Figure dataset records:
※ ※ ※

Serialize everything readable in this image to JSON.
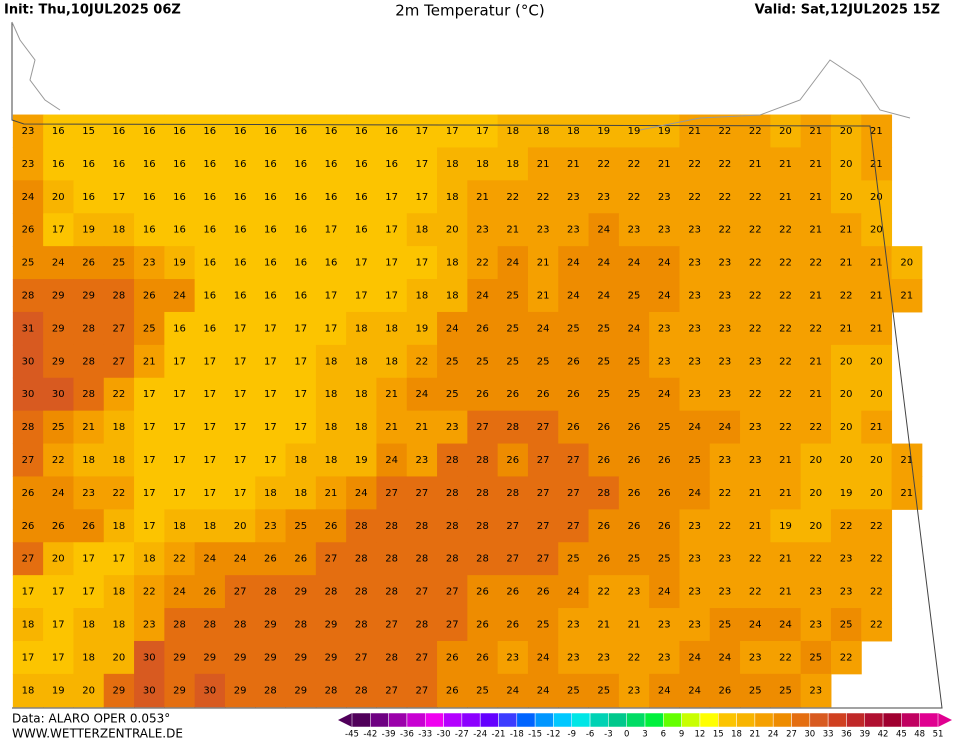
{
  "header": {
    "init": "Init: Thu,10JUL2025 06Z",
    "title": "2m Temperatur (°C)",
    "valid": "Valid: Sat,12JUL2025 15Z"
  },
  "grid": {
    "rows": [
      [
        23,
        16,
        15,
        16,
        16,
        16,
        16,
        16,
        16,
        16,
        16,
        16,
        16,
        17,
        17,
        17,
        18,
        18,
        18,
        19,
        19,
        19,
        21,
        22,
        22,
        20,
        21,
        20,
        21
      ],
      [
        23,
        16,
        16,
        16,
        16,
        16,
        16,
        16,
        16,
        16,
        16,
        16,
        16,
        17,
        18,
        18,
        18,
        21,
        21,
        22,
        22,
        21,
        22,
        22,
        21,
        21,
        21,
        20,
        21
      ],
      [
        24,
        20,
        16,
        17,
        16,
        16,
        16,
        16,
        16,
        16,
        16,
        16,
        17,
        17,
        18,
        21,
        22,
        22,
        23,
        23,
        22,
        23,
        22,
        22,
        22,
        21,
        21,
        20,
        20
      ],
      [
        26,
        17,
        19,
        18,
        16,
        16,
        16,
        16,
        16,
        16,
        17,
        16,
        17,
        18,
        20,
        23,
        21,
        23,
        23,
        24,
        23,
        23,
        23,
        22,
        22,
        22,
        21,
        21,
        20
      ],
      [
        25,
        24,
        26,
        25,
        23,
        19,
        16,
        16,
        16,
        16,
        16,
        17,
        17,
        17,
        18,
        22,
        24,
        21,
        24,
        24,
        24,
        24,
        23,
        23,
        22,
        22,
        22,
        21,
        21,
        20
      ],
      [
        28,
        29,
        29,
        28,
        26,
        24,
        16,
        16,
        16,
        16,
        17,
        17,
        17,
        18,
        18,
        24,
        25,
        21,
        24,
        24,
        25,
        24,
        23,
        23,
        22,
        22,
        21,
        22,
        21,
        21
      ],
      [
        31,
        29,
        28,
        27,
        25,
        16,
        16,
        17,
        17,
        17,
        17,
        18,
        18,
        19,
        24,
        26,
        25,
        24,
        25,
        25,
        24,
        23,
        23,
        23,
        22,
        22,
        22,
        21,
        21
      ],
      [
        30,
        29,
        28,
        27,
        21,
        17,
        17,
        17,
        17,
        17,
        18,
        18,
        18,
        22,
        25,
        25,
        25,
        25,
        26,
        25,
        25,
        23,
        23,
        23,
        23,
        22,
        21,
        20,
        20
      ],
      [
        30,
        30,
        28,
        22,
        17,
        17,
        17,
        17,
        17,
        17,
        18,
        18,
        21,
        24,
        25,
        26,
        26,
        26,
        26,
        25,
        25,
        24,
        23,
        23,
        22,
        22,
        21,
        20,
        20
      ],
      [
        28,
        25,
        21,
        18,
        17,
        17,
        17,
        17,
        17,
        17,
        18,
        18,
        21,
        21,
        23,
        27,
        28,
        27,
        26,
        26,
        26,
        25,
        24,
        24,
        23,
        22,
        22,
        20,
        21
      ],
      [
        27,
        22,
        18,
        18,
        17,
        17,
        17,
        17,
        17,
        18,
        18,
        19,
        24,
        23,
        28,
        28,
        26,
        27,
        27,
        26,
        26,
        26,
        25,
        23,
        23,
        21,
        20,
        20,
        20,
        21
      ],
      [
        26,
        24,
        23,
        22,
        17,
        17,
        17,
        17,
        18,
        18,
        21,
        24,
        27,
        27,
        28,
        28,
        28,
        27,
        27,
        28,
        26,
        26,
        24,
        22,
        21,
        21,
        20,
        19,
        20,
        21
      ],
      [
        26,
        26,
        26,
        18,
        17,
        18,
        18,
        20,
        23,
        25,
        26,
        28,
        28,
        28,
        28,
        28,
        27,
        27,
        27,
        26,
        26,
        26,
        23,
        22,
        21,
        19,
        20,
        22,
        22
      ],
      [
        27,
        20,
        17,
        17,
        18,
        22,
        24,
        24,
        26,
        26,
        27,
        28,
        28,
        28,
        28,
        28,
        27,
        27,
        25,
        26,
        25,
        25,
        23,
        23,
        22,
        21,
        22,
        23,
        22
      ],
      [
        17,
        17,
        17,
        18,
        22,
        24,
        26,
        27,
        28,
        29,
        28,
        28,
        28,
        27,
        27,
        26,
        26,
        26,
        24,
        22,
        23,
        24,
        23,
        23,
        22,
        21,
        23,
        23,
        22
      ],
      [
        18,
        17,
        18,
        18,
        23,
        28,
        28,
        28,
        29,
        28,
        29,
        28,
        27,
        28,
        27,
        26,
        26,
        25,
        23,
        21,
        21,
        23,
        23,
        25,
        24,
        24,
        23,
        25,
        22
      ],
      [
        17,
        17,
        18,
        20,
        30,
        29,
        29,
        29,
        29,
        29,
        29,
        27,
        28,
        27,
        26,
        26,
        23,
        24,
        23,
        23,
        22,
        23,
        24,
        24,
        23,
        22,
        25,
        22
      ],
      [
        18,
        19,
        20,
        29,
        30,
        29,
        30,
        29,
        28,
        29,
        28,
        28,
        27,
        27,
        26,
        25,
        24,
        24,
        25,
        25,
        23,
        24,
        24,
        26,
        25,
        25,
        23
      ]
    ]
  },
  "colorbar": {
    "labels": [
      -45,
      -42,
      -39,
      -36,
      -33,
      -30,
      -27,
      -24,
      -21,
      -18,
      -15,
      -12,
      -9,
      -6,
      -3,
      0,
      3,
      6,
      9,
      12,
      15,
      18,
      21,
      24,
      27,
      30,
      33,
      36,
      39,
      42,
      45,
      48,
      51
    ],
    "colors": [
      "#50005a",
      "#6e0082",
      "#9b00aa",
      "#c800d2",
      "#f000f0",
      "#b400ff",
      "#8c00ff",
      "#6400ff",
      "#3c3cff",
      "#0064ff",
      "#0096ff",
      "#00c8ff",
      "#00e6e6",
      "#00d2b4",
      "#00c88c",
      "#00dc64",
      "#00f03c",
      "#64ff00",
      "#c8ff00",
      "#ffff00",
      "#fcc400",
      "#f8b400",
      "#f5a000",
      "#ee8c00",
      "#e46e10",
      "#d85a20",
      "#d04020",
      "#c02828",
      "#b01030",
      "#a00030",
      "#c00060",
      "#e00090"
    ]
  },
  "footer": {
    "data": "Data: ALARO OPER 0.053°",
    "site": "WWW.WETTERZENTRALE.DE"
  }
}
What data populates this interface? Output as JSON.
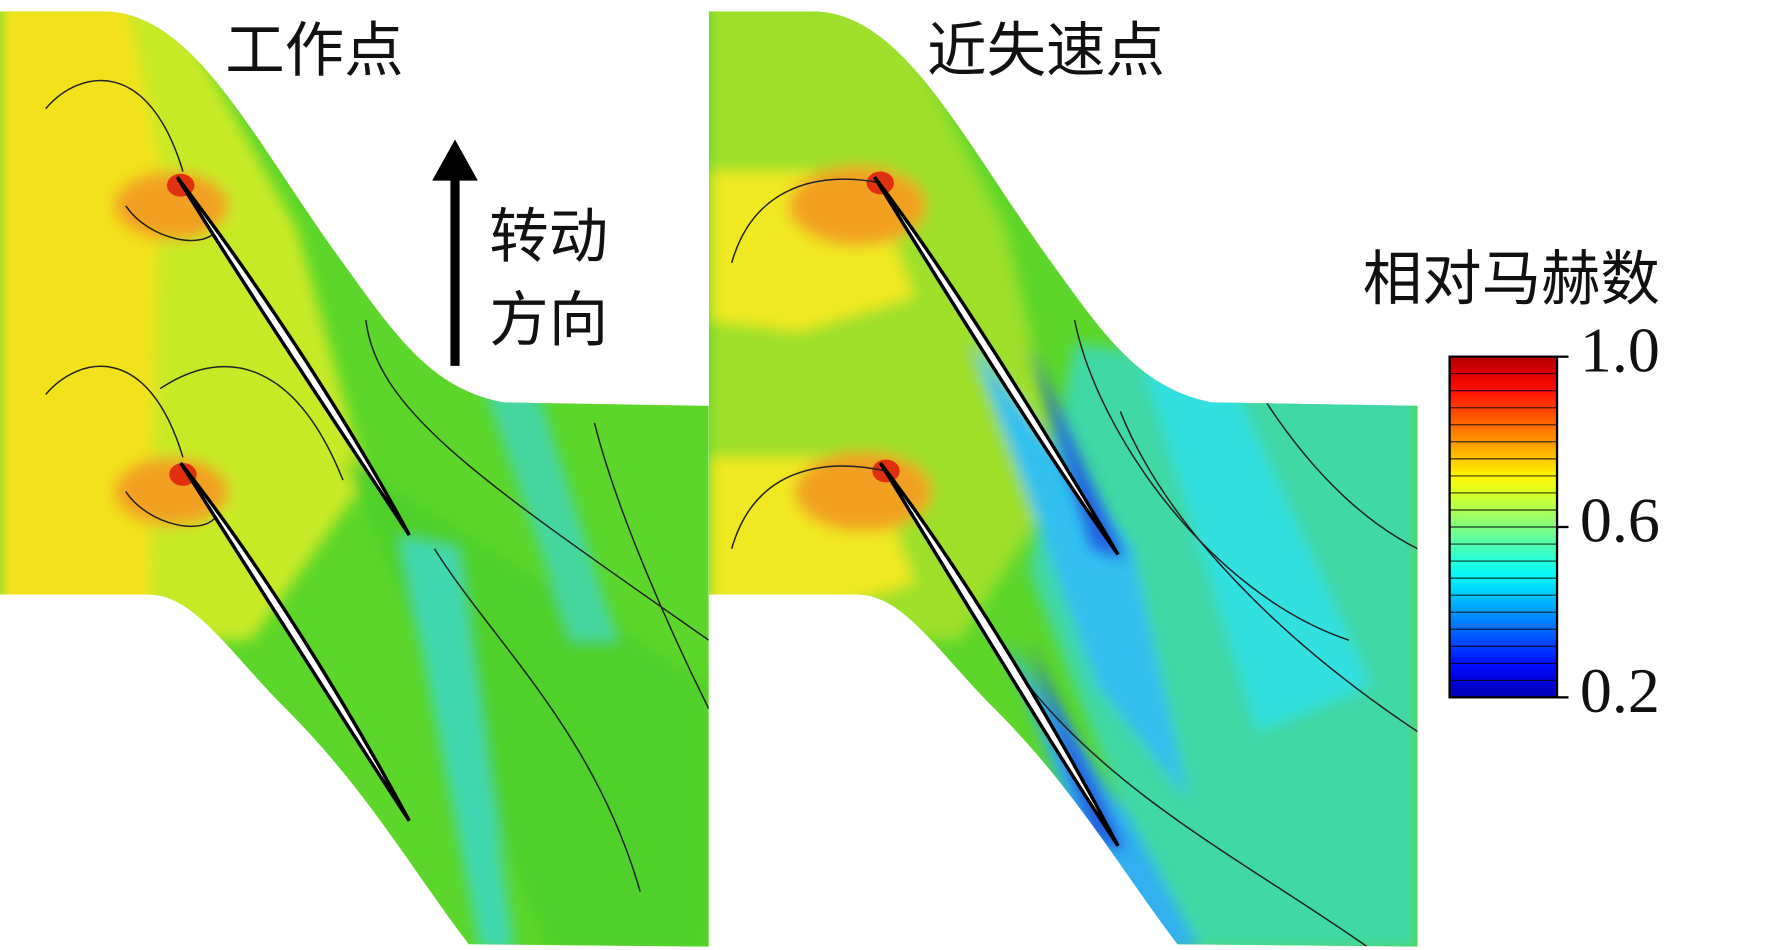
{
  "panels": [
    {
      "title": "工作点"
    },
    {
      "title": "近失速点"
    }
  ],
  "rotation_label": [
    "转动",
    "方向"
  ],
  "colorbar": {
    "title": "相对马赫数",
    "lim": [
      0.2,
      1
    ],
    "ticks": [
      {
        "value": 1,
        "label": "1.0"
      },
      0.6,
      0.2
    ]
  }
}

※ ※ ※

# The exercise
Leave every image out, and retype the material exactly.

# Answer to the problem
Serialize everything readable in this image to JSON.
{
  "header": {
    "init": "Init: Thu,10JUL2025 06Z",
    "title": "2m Temperatur (°C)",
    "valid": "Valid: Sat,12JUL2025 15Z"
  },
  "grid": {
    "rows": [
      [
        23,
        16,
        15,
        16,
        16,
        16,
        16,
        16,
        16,
        16,
        16,
        16,
        16,
        17,
        17,
        17,
        18,
        18,
        18,
        19,
        19,
        19,
        21,
        22,
        22,
        20,
        21,
        20,
        21
      ],
      [
        23,
        16,
        16,
        16,
        16,
        16,
        16,
        16,
        16,
        16,
        16,
        16,
        16,
        17,
        18,
        18,
        18,
        21,
        21,
        22,
        22,
        21,
        22,
        22,
        21,
        21,
        21,
        20,
        21
      ],
      [
        24,
        20,
        16,
        17,
        16,
        16,
        16,
        16,
        16,
        16,
        16,
        16,
        17,
        17,
        18,
        21,
        22,
        22,
        23,
        23,
        22,
        23,
        22,
        22,
        22,
        21,
        21,
        20,
        20
      ],
      [
        26,
        17,
        19,
        18,
        16,
        16,
        16,
        16,
        16,
        16,
        17,
        16,
        17,
        18,
        20,
        23,
        21,
        23,
        23,
        24,
        23,
        23,
        23,
        22,
        22,
        22,
        21,
        21,
        20
      ],
      [
        25,
        24,
        26,
        25,
        23,
        19,
        16,
        16,
        16,
        16,
        16,
        17,
        17,
        17,
        18,
        22,
        24,
        21,
        24,
        24,
        24,
        24,
        23,
        23,
        22,
        22,
        22,
        21,
        21,
        20
      ],
      [
        28,
        29,
        29,
        28,
        26,
        24,
        16,
        16,
        16,
        16,
        17,
        17,
        17,
        18,
        18,
        24,
        25,
        21,
        24,
        24,
        25,
        24,
        23,
        23,
        22,
        22,
        21,
        22,
        21,
        21
      ],
      [
        31,
        29,
        28,
        27,
        25,
        16,
        16,
        17,
        17,
        17,
        17,
        18,
        18,
        19,
        24,
        26,
        25,
        24,
        25,
        25,
        24,
        23,
        23,
        23,
        22,
        22,
        22,
        21,
        21
      ],
      [
        30,
        29,
        28,
        27,
        21,
        17,
        17,
        17,
        17,
        17,
        18,
        18,
        18,
        22,
        25,
        25,
        25,
        25,
        26,
        25,
        25,
        23,
        23,
        23,
        23,
        22,
        21,
        20,
        20
      ],
      [
        30,
        30,
        28,
        22,
        17,
        17,
        17,
        17,
        17,
        17,
        18,
        18,
        21,
        24,
        25,
        26,
        26,
        26,
        26,
        25,
        25,
        24,
        23,
        23,
        22,
        22,
        21,
        20,
        20
      ],
      [
        28,
        25,
        21,
        18,
        17,
        17,
        17,
        17,
        17,
        17,
        18,
        18,
        21,
        21,
        23,
        27,
        28,
        27,
        26,
        26,
        26,
        25,
        24,
        24,
        23,
        22,
        22,
        20,
        21
      ],
      [
        27,
        22,
        18,
        18,
        17,
        17,
        17,
        17,
        17,
        18,
        18,
        19,
        24,
        23,
        28,
        28,
        26,
        27,
        27,
        26,
        26,
        26,
        25,
        23,
        23,
        21,
        20,
        20,
        20,
        21
      ],
      [
        26,
        24,
        23,
        22,
        17,
        17,
        17,
        17,
        18,
        18,
        21,
        24,
        27,
        27,
        28,
        28,
        28,
        27,
        27,
        28,
        26,
        26,
        24,
        22,
        21,
        21,
        20,
        19,
        20,
        21
      ],
      [
        26,
        26,
        26,
        18,
        17,
        18,
        18,
        20,
        23,
        25,
        26,
        28,
        28,
        28,
        28,
        28,
        27,
        27,
        27,
        26,
        26,
        26,
        23,
        22,
        21,
        19,
        20,
        22,
        22
      ],
      [
        27,
        20,
        17,
        17,
        18,
        22,
        24,
        24,
        26,
        26,
        27,
        28,
        28,
        28,
        28,
        28,
        27,
        27,
        25,
        26,
        25,
        25,
        23,
        23,
        22,
        21,
        22,
        23,
        22
      ],
      [
        17,
        17,
        17,
        18,
        22,
        24,
        26,
        27,
        28,
        29,
        28,
        28,
        28,
        27,
        27,
        26,
        26,
        26,
        24,
        22,
        23,
        24,
        23,
        23,
        22,
        21,
        23,
        23,
        22
      ],
      [
        18,
        17,
        18,
        18,
        23,
        28,
        28,
        28,
        29,
        28,
        29,
        28,
        27,
        28,
        27,
        26,
        26,
        25,
        23,
        21,
        21,
        23,
        23,
        25,
        24,
        24,
        23,
        25,
        22
      ],
      [
        17,
        17,
        18,
        20,
        30,
        29,
        29,
        29,
        29,
        29,
        29,
        27,
        28,
        27,
        26,
        26,
        23,
        24,
        23,
        23,
        22,
        23,
        24,
        24,
        23,
        22,
        25,
        22
      ],
      [
        18,
        19,
        20,
        29,
        30,
        29,
        30,
        29,
        28,
        29,
        28,
        28,
        27,
        27,
        26,
        25,
        24,
        24,
        25,
        25,
        23,
        24,
        24,
        26,
        25,
        25,
        23
      ]
    ]
  },
  "colorbar": {
    "labels": [
      -45,
      -42,
      -39,
      -36,
      -33,
      -30,
      -27,
      -24,
      -21,
      -18,
      -15,
      -12,
      -9,
      -6,
      -3,
      0,
      3,
      6,
      9,
      12,
      15,
      18,
      21,
      24,
      27,
      30,
      33,
      36,
      39,
      42,
      45,
      48,
      51
    ],
    "colors": [
      "#50005a",
      "#6e0082",
      "#9b00aa",
      "#c800d2",
      "#f000f0",
      "#b400ff",
      "#8c00ff",
      "#6400ff",
      "#3c3cff",
      "#0064ff",
      "#0096ff",
      "#00c8ff",
      "#00e6e6",
      "#00d2b4",
      "#00c88c",
      "#00dc64",
      "#00f03c",
      "#64ff00",
      "#c8ff00",
      "#ffff00",
      "#fcc400",
      "#f8b400",
      "#f5a000",
      "#ee8c00",
      "#e46e10",
      "#d85a20",
      "#d04020",
      "#c02828",
      "#b01030",
      "#a00030",
      "#c00060",
      "#e00090"
    ]
  },
  "footer": {
    "data": "Data: ALARO OPER 0.053°",
    "site": "WWW.WETTERZENTRALE.DE"
  }
}
What data populates this interface? Output as JSON.
{
  "panels": [
    {
      "title": "工作点"
    },
    {
      "title": "近失速点"
    }
  ],
  "rotation_label": [
    "转动",
    "方向"
  ],
  "colorbar": {
    "title": "相对马赫数",
    "lim": [
      0.2,
      1
    ],
    "ticks": [
      {
        "value": 1,
        "label": "1.0"
      },
      0.6,
      0.2
    ]
  }
}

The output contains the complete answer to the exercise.